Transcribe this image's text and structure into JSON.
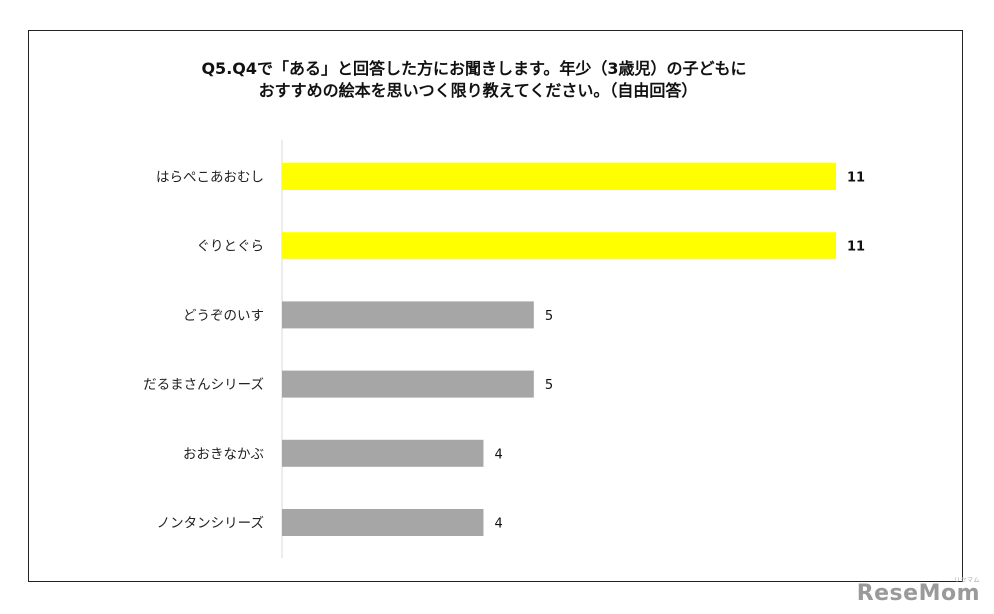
{
  "title": {
    "line1": "Q5.Q4で「ある」と回答した方にお聞きします。年少（3歳児）の子どもに",
    "line2": "おすすめの絵本を思いつく限り教えてください。（自由回答）"
  },
  "chart_data": {
    "type": "bar",
    "orientation": "horizontal",
    "categories": [
      "はらぺこあおむし",
      "ぐりとぐら",
      "どうぞのいす",
      "だるまさんシリーズ",
      "おおきなかぶ",
      "ノンタンシリーズ"
    ],
    "values": [
      11,
      11,
      5,
      5,
      4,
      4
    ],
    "value_labels": [
      "11",
      "11",
      "5",
      "5",
      "4",
      "4"
    ],
    "highlighted": [
      true,
      true,
      false,
      false,
      false,
      false
    ],
    "xlim": [
      0,
      11
    ],
    "grid": false,
    "legend": "none",
    "colors": {
      "highlight": "#ffff00",
      "default": "#a6a6a6"
    }
  },
  "watermark": {
    "text": "ReseMom",
    "sub": "リセマム"
  }
}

————

State how many lines of the listing hold the string "text"; reply with the number and nothing else.

2